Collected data
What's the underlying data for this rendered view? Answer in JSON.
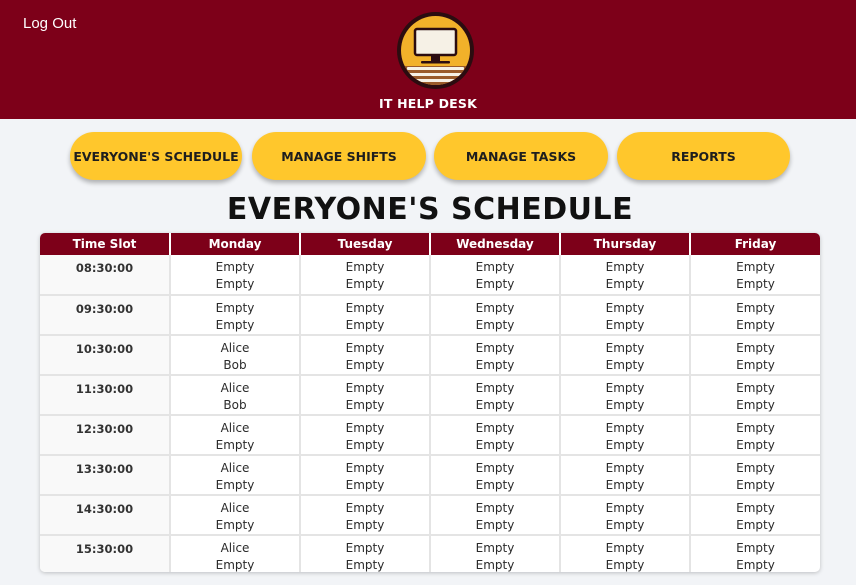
{
  "header": {
    "logout_label": "Log Out",
    "brand": "IT HELP DESK",
    "logo_icon": "computer-monitor-icon",
    "colors": {
      "maroon": "#7d0019",
      "gold": "#ffc72c"
    }
  },
  "nav": [
    {
      "label": "EVERYONE'S SCHEDULE"
    },
    {
      "label": "MANAGE SHIFTS"
    },
    {
      "label": "MANAGE TASKS"
    },
    {
      "label": "REPORTS"
    }
  ],
  "page_title": "EVERYONE'S SCHEDULE",
  "schedule": {
    "columns": [
      "Time Slot",
      "Monday",
      "Tuesday",
      "Wednesday",
      "Thursday",
      "Friday"
    ],
    "rows": [
      {
        "time": "08:30:00",
        "days": [
          [
            "Empty",
            "Empty"
          ],
          [
            "Empty",
            "Empty"
          ],
          [
            "Empty",
            "Empty"
          ],
          [
            "Empty",
            "Empty"
          ],
          [
            "Empty",
            "Empty"
          ]
        ]
      },
      {
        "time": "09:30:00",
        "days": [
          [
            "Empty",
            "Empty"
          ],
          [
            "Empty",
            "Empty"
          ],
          [
            "Empty",
            "Empty"
          ],
          [
            "Empty",
            "Empty"
          ],
          [
            "Empty",
            "Empty"
          ]
        ]
      },
      {
        "time": "10:30:00",
        "days": [
          [
            "Alice",
            "Bob"
          ],
          [
            "Empty",
            "Empty"
          ],
          [
            "Empty",
            "Empty"
          ],
          [
            "Empty",
            "Empty"
          ],
          [
            "Empty",
            "Empty"
          ]
        ]
      },
      {
        "time": "11:30:00",
        "days": [
          [
            "Alice",
            "Bob"
          ],
          [
            "Empty",
            "Empty"
          ],
          [
            "Empty",
            "Empty"
          ],
          [
            "Empty",
            "Empty"
          ],
          [
            "Empty",
            "Empty"
          ]
        ]
      },
      {
        "time": "12:30:00",
        "days": [
          [
            "Alice",
            "Empty"
          ],
          [
            "Empty",
            "Empty"
          ],
          [
            "Empty",
            "Empty"
          ],
          [
            "Empty",
            "Empty"
          ],
          [
            "Empty",
            "Empty"
          ]
        ]
      },
      {
        "time": "13:30:00",
        "days": [
          [
            "Alice",
            "Empty"
          ],
          [
            "Empty",
            "Empty"
          ],
          [
            "Empty",
            "Empty"
          ],
          [
            "Empty",
            "Empty"
          ],
          [
            "Empty",
            "Empty"
          ]
        ]
      },
      {
        "time": "14:30:00",
        "days": [
          [
            "Alice",
            "Empty"
          ],
          [
            "Empty",
            "Empty"
          ],
          [
            "Empty",
            "Empty"
          ],
          [
            "Empty",
            "Empty"
          ],
          [
            "Empty",
            "Empty"
          ]
        ]
      },
      {
        "time": "15:30:00",
        "days": [
          [
            "Alice",
            "Empty"
          ],
          [
            "Empty",
            "Empty"
          ],
          [
            "Empty",
            "Empty"
          ],
          [
            "Empty",
            "Empty"
          ],
          [
            "Empty",
            "Empty"
          ]
        ]
      }
    ]
  }
}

* [Set problem] Leave out the pictures and return every record word for word.

* [Solution to this task]
What's the underlying data for this rendered view? Answer in JSON.
{
  "header": {
    "logout_label": "Log Out",
    "brand": "IT HELP DESK",
    "logo_icon": "computer-monitor-icon",
    "colors": {
      "maroon": "#7d0019",
      "gold": "#ffc72c"
    }
  },
  "nav": [
    {
      "label": "EVERYONE'S SCHEDULE"
    },
    {
      "label": "MANAGE SHIFTS"
    },
    {
      "label": "MANAGE TASKS"
    },
    {
      "label": "REPORTS"
    }
  ],
  "page_title": "EVERYONE'S SCHEDULE",
  "schedule": {
    "columns": [
      "Time Slot",
      "Monday",
      "Tuesday",
      "Wednesday",
      "Thursday",
      "Friday"
    ],
    "rows": [
      {
        "time": "08:30:00",
        "days": [
          [
            "Empty",
            "Empty"
          ],
          [
            "Empty",
            "Empty"
          ],
          [
            "Empty",
            "Empty"
          ],
          [
            "Empty",
            "Empty"
          ],
          [
            "Empty",
            "Empty"
          ]
        ]
      },
      {
        "time": "09:30:00",
        "days": [
          [
            "Empty",
            "Empty"
          ],
          [
            "Empty",
            "Empty"
          ],
          [
            "Empty",
            "Empty"
          ],
          [
            "Empty",
            "Empty"
          ],
          [
            "Empty",
            "Empty"
          ]
        ]
      },
      {
        "time": "10:30:00",
        "days": [
          [
            "Alice",
            "Bob"
          ],
          [
            "Empty",
            "Empty"
          ],
          [
            "Empty",
            "Empty"
          ],
          [
            "Empty",
            "Empty"
          ],
          [
            "Empty",
            "Empty"
          ]
        ]
      },
      {
        "time": "11:30:00",
        "days": [
          [
            "Alice",
            "Bob"
          ],
          [
            "Empty",
            "Empty"
          ],
          [
            "Empty",
            "Empty"
          ],
          [
            "Empty",
            "Empty"
          ],
          [
            "Empty",
            "Empty"
          ]
        ]
      },
      {
        "time": "12:30:00",
        "days": [
          [
            "Alice",
            "Empty"
          ],
          [
            "Empty",
            "Empty"
          ],
          [
            "Empty",
            "Empty"
          ],
          [
            "Empty",
            "Empty"
          ],
          [
            "Empty",
            "Empty"
          ]
        ]
      },
      {
        "time": "13:30:00",
        "days": [
          [
            "Alice",
            "Empty"
          ],
          [
            "Empty",
            "Empty"
          ],
          [
            "Empty",
            "Empty"
          ],
          [
            "Empty",
            "Empty"
          ],
          [
            "Empty",
            "Empty"
          ]
        ]
      },
      {
        "time": "14:30:00",
        "days": [
          [
            "Alice",
            "Empty"
          ],
          [
            "Empty",
            "Empty"
          ],
          [
            "Empty",
            "Empty"
          ],
          [
            "Empty",
            "Empty"
          ],
          [
            "Empty",
            "Empty"
          ]
        ]
      },
      {
        "time": "15:30:00",
        "days": [
          [
            "Alice",
            "Empty"
          ],
          [
            "Empty",
            "Empty"
          ],
          [
            "Empty",
            "Empty"
          ],
          [
            "Empty",
            "Empty"
          ],
          [
            "Empty",
            "Empty"
          ]
        ]
      }
    ]
  }
}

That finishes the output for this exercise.